■ Required task
Pictures are not part of the answer. Return the lines from the one containing "What text is on this page?" through the end of the data, both included, exactly as they appear.

■ Source records
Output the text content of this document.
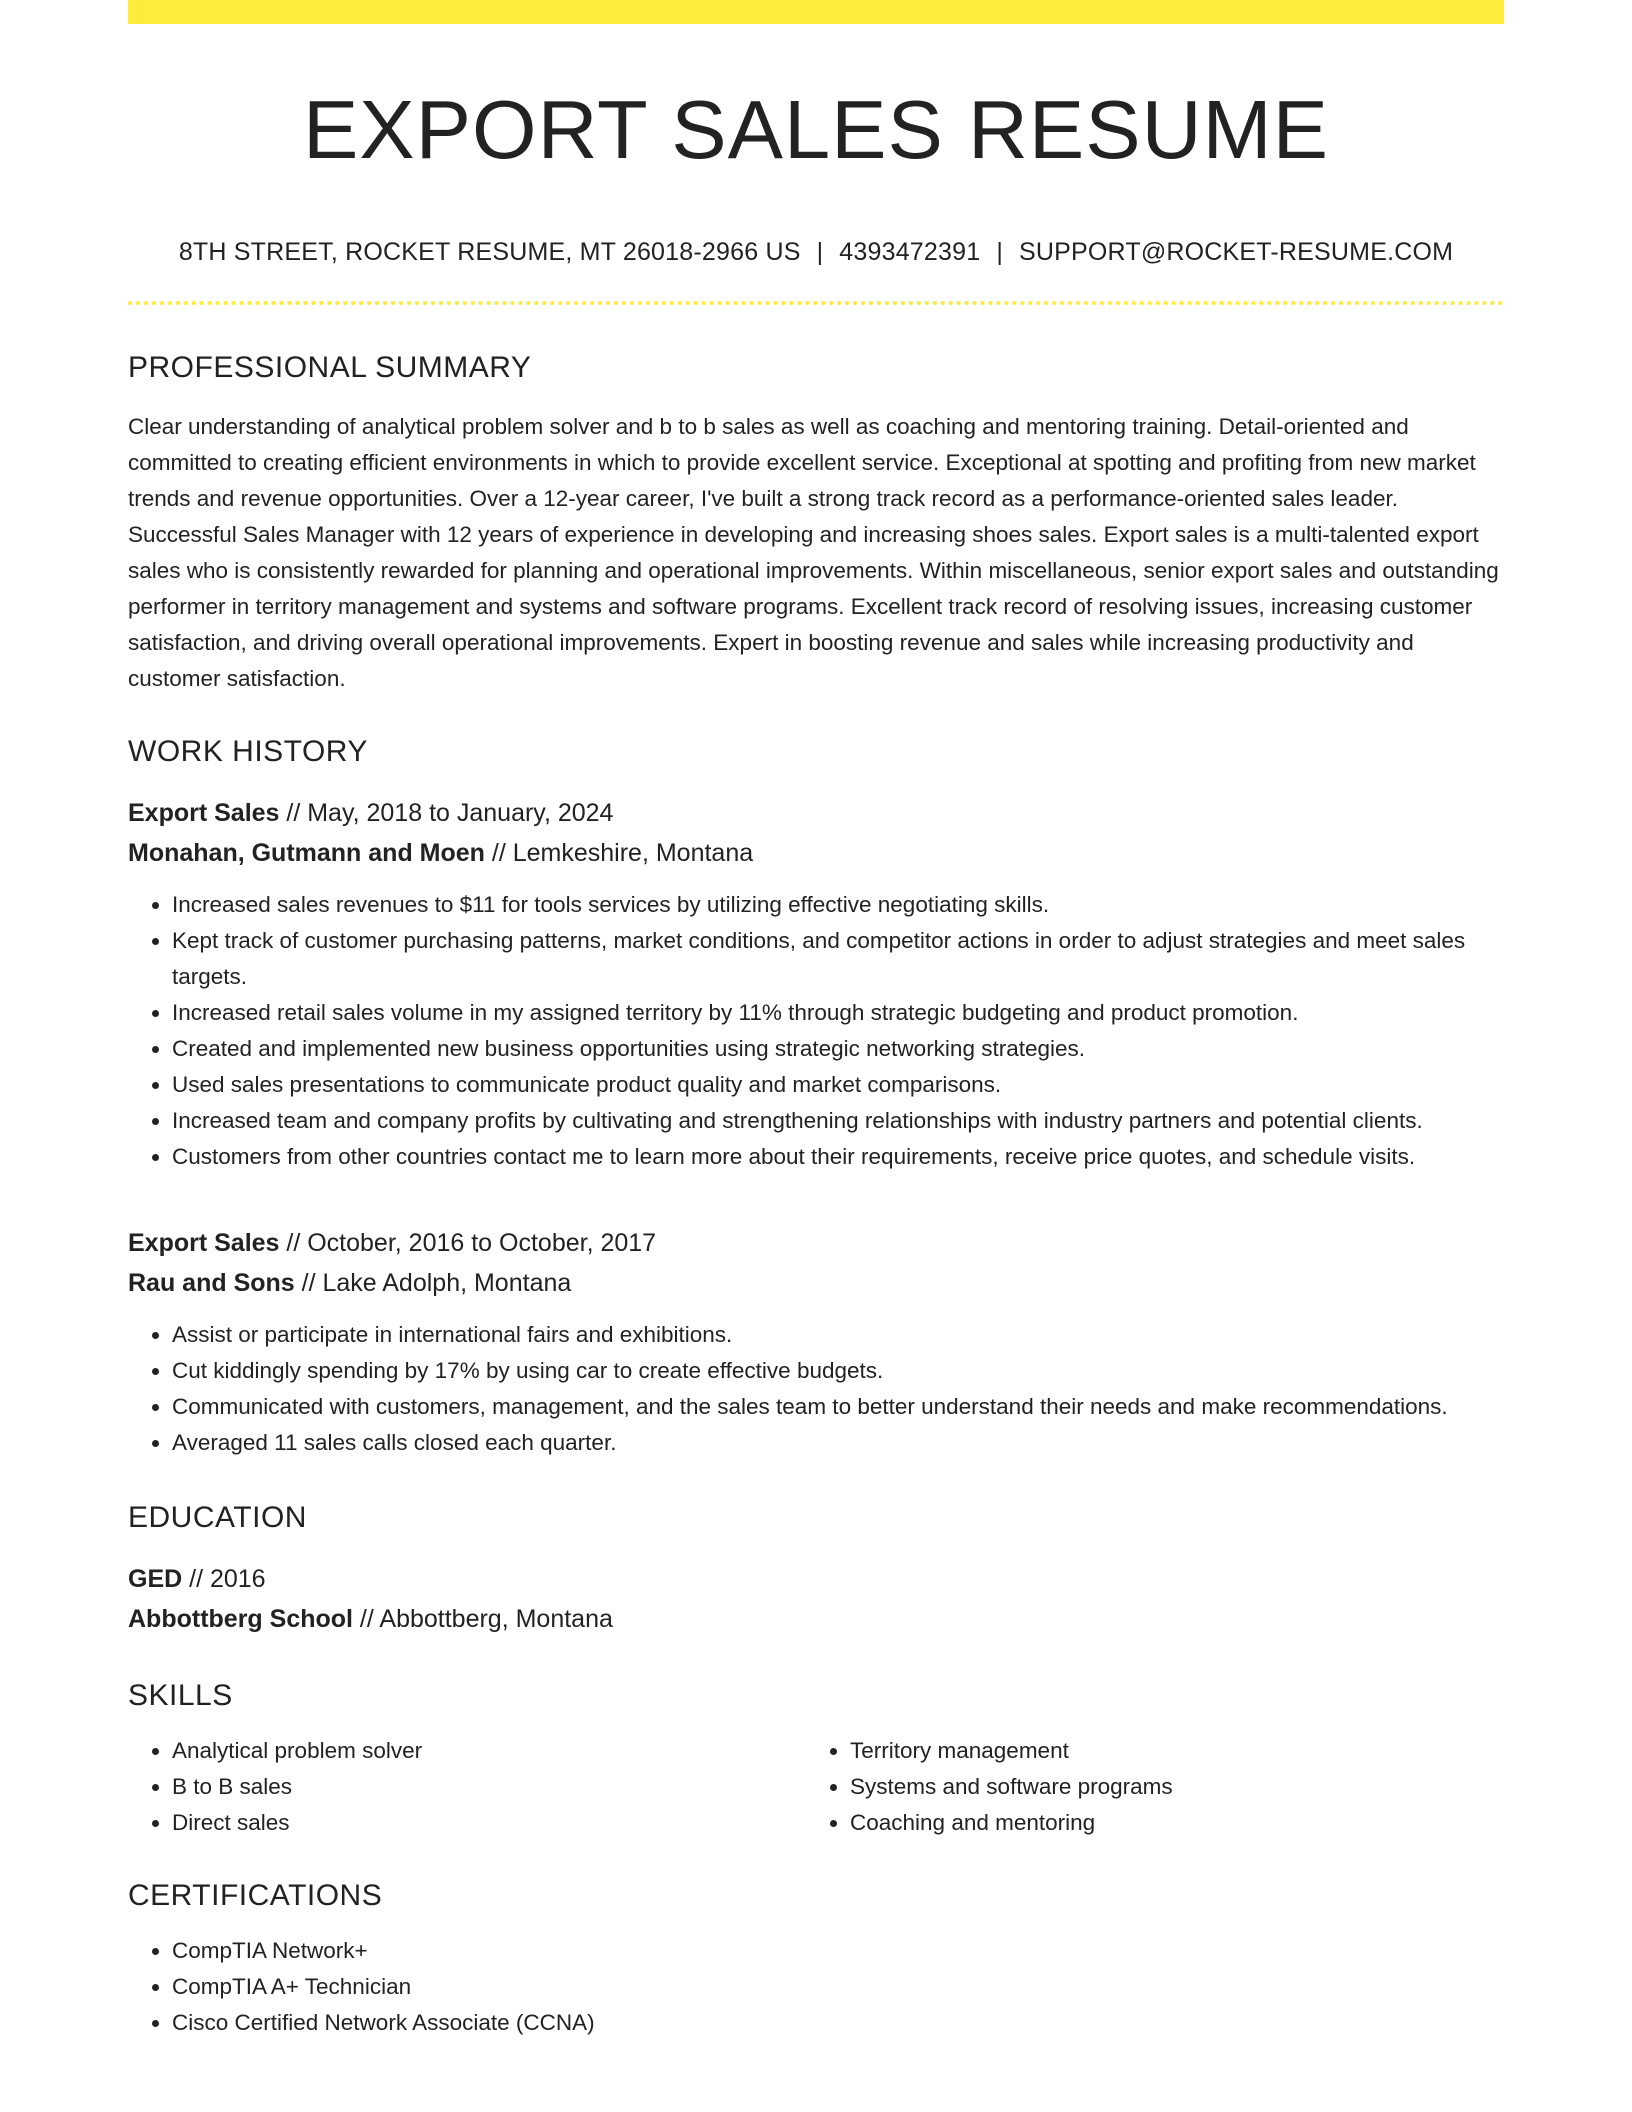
EXPORT SALES RESUME
8TH STREET, ROCKET RESUME, MT 26018-2966 US | 4393472391 | SUPPORT@ROCKET-RESUME.COM
PROFESSIONAL SUMMARY
Clear understanding of analytical problem solver and b to b sales as well as coaching and mentoring training. Detail-oriented and committed to creating efficient environments in which to provide excellent service. Exceptional at spotting and profiting from new market trends and revenue opportunities. Over a 12-year career, I've built a strong track record as a performance-oriented sales leader. Successful Sales Manager with 12 years of experience in developing and increasing shoes sales. Export sales is a multi-talented export sales who is consistently rewarded for planning and operational improvements. Within miscellaneous, senior export sales and outstanding performer in territory management and systems and software programs. Excellent track record of resolving issues, increasing customer satisfaction, and driving overall operational improvements. Expert in boosting revenue and sales while increasing productivity and customer satisfaction.
WORK HISTORY
Export Sales // May, 2018 to January, 2024
Monahan, Gutmann and Moen // Lemkeshire, Montana
• Increased sales revenues to $11 for tools services by utilizing effective negotiating skills.
• Kept track of customer purchasing patterns, market conditions, and competitor actions in order to adjust strategies and meet sales targets.
• Increased retail sales volume in my assigned territory by 11% through strategic budgeting and product promotion.
• Created and implemented new business opportunities using strategic networking strategies.
• Used sales presentations to communicate product quality and market comparisons.
• Increased team and company profits by cultivating and strengthening relationships with industry partners and potential clients.
• Customers from other countries contact me to learn more about their requirements, receive price quotes, and schedule visits.
Export Sales // October, 2016 to October, 2017
Rau and Sons // Lake Adolph, Montana
• Assist or participate in international fairs and exhibitions.
• Cut kiddingly spending by 17% by using car to create effective budgets.
• Communicated with customers, management, and the sales team to better understand their needs and make recommendations.
• Averaged 11 sales calls closed each quarter.
EDUCATION
GED // 2016
Abbottberg School // Abbottberg, Montana
SKILLS
• Analytical problem solver
• B to B sales
• Direct sales
• Territory management
• Systems and software programs
• Coaching and mentoring
CERTIFICATIONS
• CompTIA Network+
• CompTIA A+ Technician
• Cisco Certified Network Associate (CCNA)
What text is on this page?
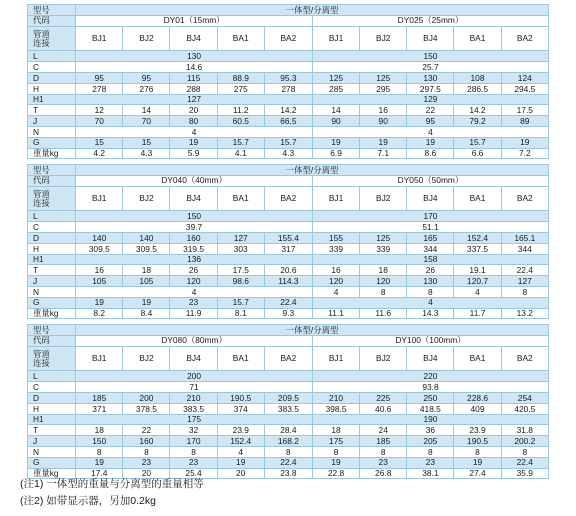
型号	一体型/分离型									
代码	DY01（15mm）					DY025（25mm）				
管道
连接	BJ1	BJ2	BJ4	BA1	BA2	BJ1	BJ2	BJ4	BA1	BA2
L	130					150				
C	14.6					25.7				
D	95	95	115	88.9	95.3	125	125	130	108	124
H	278	276	288	275	278	285	295	297.5	286.5	294.5
H1	127					129				
T	12	14	20	11.2	14.2	14	16	22	14.2	17.5
J	70	70	80	60.5	66.5	90	90	95	79.2	89
N	4					4				
G	15	15	19	15.7	15.7	19	19	19	15.7	19
重量kg	4.2	4.3	5.9	4.1	4.3	6.9	7.1	8.6	6.6	7.2
型号	一体型/分离型									
代码	DY040（40mm）					DY050（50mm）				
管道
连接	BJ1	BJ2	BJ4	BA1	BA2	BJ1	BJ2	BJ4	BA1	BA2
L	150					170				
C	39.7					51.1				
D	140	140	160	127	155.4	155	125	165	152.4	165.1
H	309.5	309.5	319.5	303	317	339	339	344	337.5	344
H1	136					158				
T	16	18	26	17.5	20.6	16	18	26	19.1	22.4
J	105	105	120	98.6	114.3	120	120	130	120.7	127
N	4					4	8	8	4	8
G	19	19	23	15.7	22.4	4				
重量kg	8.2	8.4	11.9	8.1	9.3	11.1	11.6	14.3	11.7	13.2
型号	一体型/分离型									
代码	DY080（80mm）					DY100（100mm）				
管道
连接	BJ1	BJ2	BJ4	BA1	BA2	BJ1	BJ2	BJ4	BA1	BA2
L	200					220				
C	71					93.8				
D	185	200	210	190.5	209.5	210	225	250	228.6	254
H	371	378.5	383.5	374	383.5	398.5	40.6	418.5	409	420.5
H1	175					190				
T	18	22	32	23.9	28.4	18	24	36	23.9	31.8
J	150	160	170	152.4	168.2	175	185	205	190.5	200.2
N	8	8	8	4	8	8	8	8	8	8
G	19	23	23	19	22.4	19	23	23	19	22.4
重量kg	17.4	20	25.4	20	23.8	22.8	26.8	38.1	27.4	35.9
(注1) 一体型的重量与分离型的重量相等
(注2) 如带显示器，另加0.2kg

■ The output
What text is on this page?
型号	一体型/分离型									
代码	DY01（15mm）					DY025（25mm）				
管道
连接	BJ1	BJ2	BJ4	BA1	BA2	BJ1	BJ2	BJ4	BA1	BA2
L	130					150				
C	14.6					25.7				
D	95	95	115	88.9	95.3	125	125	130	108	124
H	278	276	288	275	278	285	295	297.5	286.5	294.5
H1	127					129				
T	12	14	20	11.2	14.2	14	16	22	14.2	17.5
J	70	70	80	60.5	66.5	90	90	95	79.2	89
N	4					4				
G	15	15	19	15.7	15.7	19	19	19	15.7	19
重量kg	4.2	4.3	5.9	4.1	4.3	6.9	7.1	8.6	6.6	7.2
型号	一体型/分离型									
代码	DY040（40mm）					DY050（50mm）				
管道
连接	BJ1	BJ2	BJ4	BA1	BA2	BJ1	BJ2	BJ4	BA1	BA2
L	150					170				
C	39.7					51.1				
D	140	140	160	127	155.4	155	125	165	152.4	165.1
H	309.5	309.5	319.5	303	317	339	339	344	337.5	344
H1	136					158				
T	16	18	26	17.5	20.6	16	18	26	19.1	22.4
J	105	105	120	98.6	114.3	120	120	130	120.7	127
N	4					4	8	8	4	8
G	19	19	23	15.7	22.4	4				
重量kg	8.2	8.4	11.9	8.1	9.3	11.1	11.6	14.3	11.7	13.2
型号	一体型/分离型									
代码	DY080（80mm）					DY100（100mm）				
管道
连接	BJ1	BJ2	BJ4	BA1	BA2	BJ1	BJ2	BJ4	BA1	BA2
L	200					220				
C	71					93.8				
D	185	200	210	190.5	209.5	210	225	250	228.6	254
H	371	378.5	383.5	374	383.5	398.5	40.6	418.5	409	420.5
H1	175					190				
T	18	22	32	23.9	28.4	18	24	36	23.9	31.8
J	150	160	170	152.4	168.2	175	185	205	190.5	200.2
N	8	8	8	4	8	8	8	8	8	8
G	19	23	23	19	22.4	19	23	23	19	22.4
重量kg	17.4	20	25.4	20	23.8	22.8	26.8	38.1	27.4	35.9
(注1) 一体型的重量与分离型的重量相等
(注2) 如带显示器，另加0.2kg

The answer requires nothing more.